Pull out every line from the line containing "Read out every word on this page." through the end of the material, both ends included, and reproduce it exactly. Keep pictures out.

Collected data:
— start —

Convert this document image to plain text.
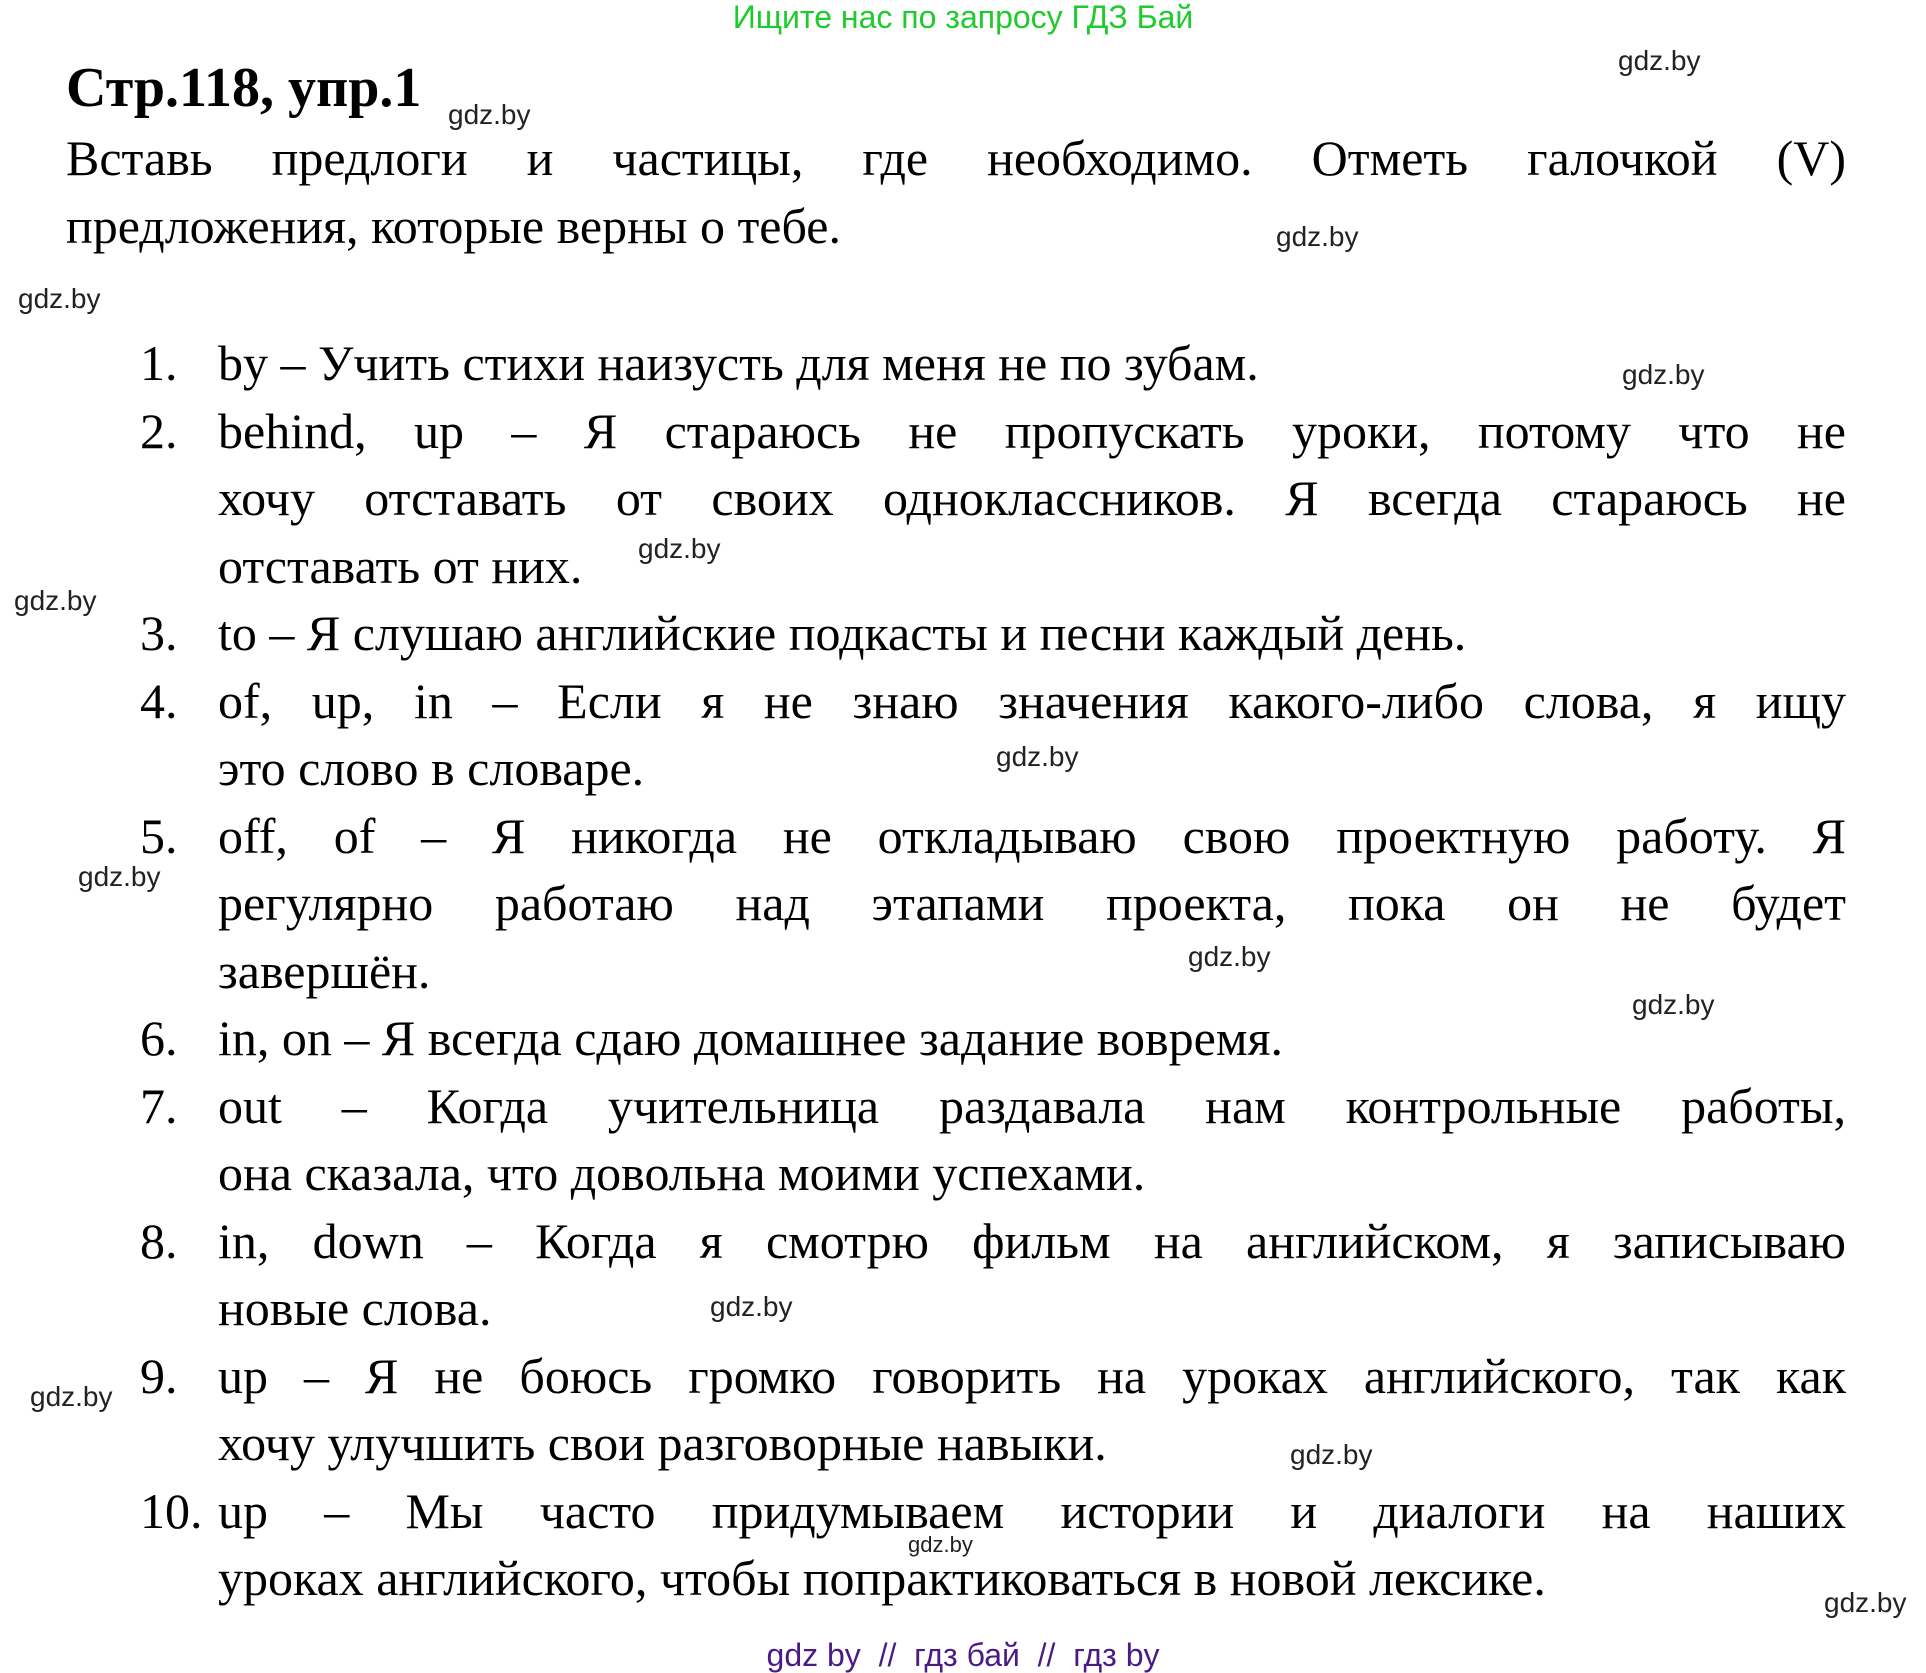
Ищите нас по запросу ГДЗ Бай
Стр.118, упр.1
Вставь предлоги и частицы, где необходимо. Отметь галочкой (V)
предложения, которые верны о тебе.
1. by – Учить стихи наизусть для меня не по зубам.
2. behind, up – Я стараюсь не пропускать уроки, потому что не
хочу отставать от своих одноклассников. Я всегда стараюсь не
отставать от них.
3. to – Я слушаю английские подкасты и песни каждый день.
4. of, up, in – Если я не знаю значения какого-либо слова, я ищу
это слово в словаре.
5. off, of – Я никогда не откладываю свою проектную работу. Я
регулярно работаю над этапами проекта, пока он не будет
завершён.
6. in, on – Я всегда сдаю домашнее задание вовремя.
7. out – Когда учительница раздавала нам контрольные работы,
она сказала, что довольна моими успехами.
8. in, down – Когда я смотрю фильм на английском, я записываю
новые слова.
9. up – Я не боюсь громко говорить на уроках английского, так как
хочу улучшить свои разговорные навыки.
10. up – Мы часто придумываем истории и диалоги на наших
уроках английского, чтобы попрактиковаться в новой лексике.
gdz.by
gdz.by
gdz.by
gdz.by
gdz.by
gdz.by
gdz.by
gdz.by
gdz.by
gdz.by
gdz.by
gdz.by
gdz.by
gdz.by
gdz.by
gdz.by
gdz by  //  гдз бай  //  гдз by
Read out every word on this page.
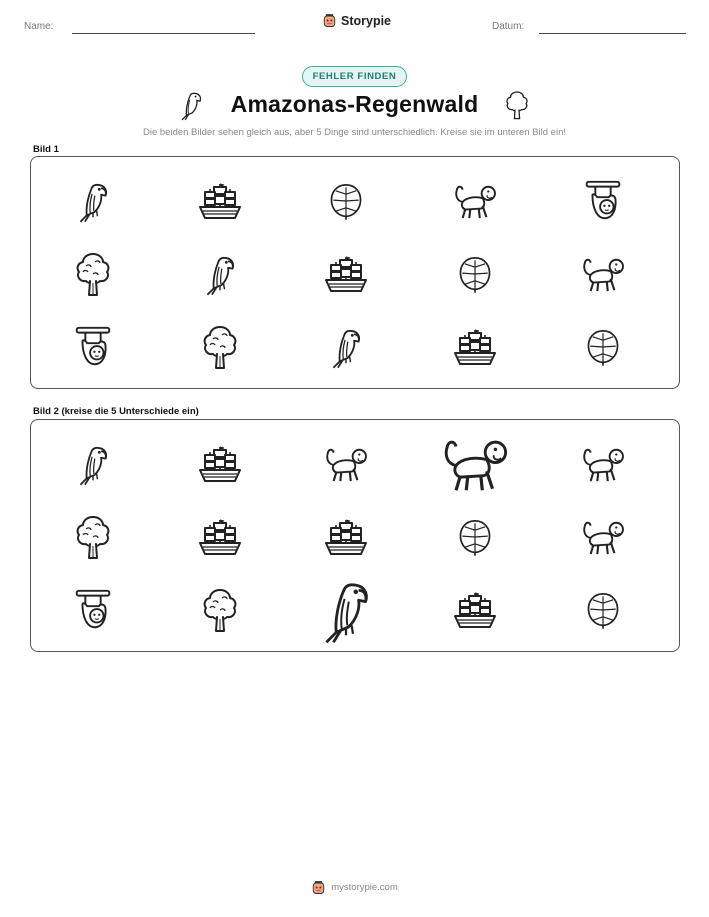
Name:	Storypie	Datum:
FEHLER FINDEN
Amazonas-Regenwald
Die beiden Bilder sehen gleich aus, aber 5 Dinge sind unterschiedlich. Kreise sie im unteren Bild ein!
Bild 1
Bild 2 (kreise die 5 Unterschiede ein)
mystorypie.com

— end —

## Answer for the task:
Read out every word on this page.
Name:	Storypie	Datum:
FEHLER FINDEN
Amazonas-Regenwald
Die beiden Bilder sehen gleich aus, aber 5 Dinge sind unterschiedlich. Kreise sie im unteren Bild ein!
Bild 1
Bild 2 (kreise die 5 Unterschiede ein)
mystorypie.com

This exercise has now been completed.